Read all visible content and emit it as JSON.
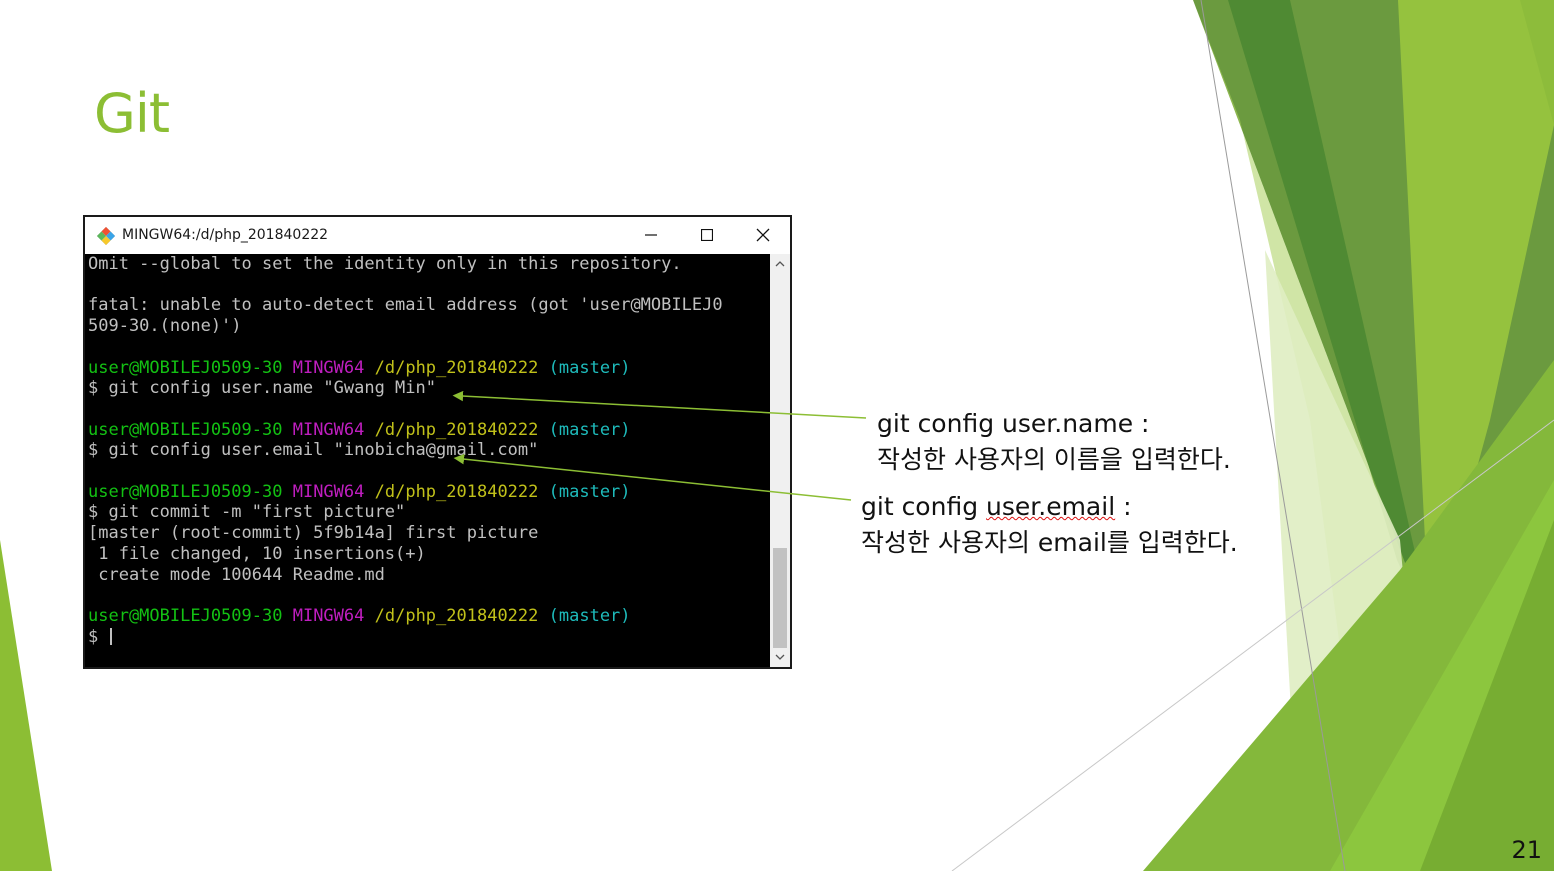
{
  "slide": {
    "title": "Git",
    "page_number": "21"
  },
  "window": {
    "title": "MINGW64:/d/php_201840222",
    "icon": "git-diamond-icon",
    "controls": [
      "minimize-icon",
      "maximize-icon",
      "close-icon"
    ]
  },
  "terminal": {
    "lines": [
      "Omit --global to set the identity only in this repository.",
      "",
      "fatal: unable to auto-detect email address (got 'user@MOBILEJ0",
      "509-30.(none)')",
      "",
      "$ git config user.name \"Gwang Min\"",
      "",
      "$ git config user.email \"inobicha@gmail.com\"",
      "",
      "$ git commit -m \"first picture\"",
      "[master (root-commit) 5f9b14a] first picture",
      " 1 file changed, 10 insertions(+)",
      " create mode 100644 Readme.md",
      "",
      "$ "
    ],
    "prompt": {
      "user": "user@MOBILEJ0509-30",
      "system": "MINGW64",
      "path": "/d/php_201840222",
      "branch": "(master)"
    },
    "colors": {
      "background": "#000000",
      "text": "#c0c0c0",
      "user": "#13c113",
      "system": "#bf1ebf",
      "path": "#c1c11a",
      "branch": "#1ebbbb"
    }
  },
  "annotations": [
    {
      "heading": "git config user.name :",
      "description": "작성한 사용자의 이름을 입력한다."
    },
    {
      "heading_prefix": "git config ",
      "heading_underlined": "user.email",
      "heading_suffix": " :",
      "description_prefix": "작성한 사용자의 ",
      "description_bold": "email",
      "description_suffix": "를 입력한다."
    }
  ],
  "theme": {
    "accent": "#8cbe34",
    "arrow": "#8cbe34"
  }
}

****

GIVEN INSTRUCTION:
Pictures in the records above should not be copied. Repeat everything else exactly.

TASK OUTPUT:
Read all visible content and emit it as JSON.
{
  "slide": {
    "title": "Git",
    "page_number": "21"
  },
  "window": {
    "title": "MINGW64:/d/php_201840222",
    "icon": "git-diamond-icon",
    "controls": [
      "minimize-icon",
      "maximize-icon",
      "close-icon"
    ]
  },
  "terminal": {
    "lines": [
      "Omit --global to set the identity only in this repository.",
      "",
      "fatal: unable to auto-detect email address (got 'user@MOBILEJ0",
      "509-30.(none)')",
      "",
      "$ git config user.name \"Gwang Min\"",
      "",
      "$ git config user.email \"inobicha@gmail.com\"",
      "",
      "$ git commit -m \"first picture\"",
      "[master (root-commit) 5f9b14a] first picture",
      " 1 file changed, 10 insertions(+)",
      " create mode 100644 Readme.md",
      "",
      "$ "
    ],
    "prompt": {
      "user": "user@MOBILEJ0509-30",
      "system": "MINGW64",
      "path": "/d/php_201840222",
      "branch": "(master)"
    },
    "colors": {
      "background": "#000000",
      "text": "#c0c0c0",
      "user": "#13c113",
      "system": "#bf1ebf",
      "path": "#c1c11a",
      "branch": "#1ebbbb"
    }
  },
  "annotations": [
    {
      "heading": "git config user.name :",
      "description": "작성한 사용자의 이름을 입력한다."
    },
    {
      "heading_prefix": "git config ",
      "heading_underlined": "user.email",
      "heading_suffix": " :",
      "description_prefix": "작성한 사용자의 ",
      "description_bold": "email",
      "description_suffix": "를 입력한다."
    }
  ],
  "theme": {
    "accent": "#8cbe34",
    "arrow": "#8cbe34"
  }
}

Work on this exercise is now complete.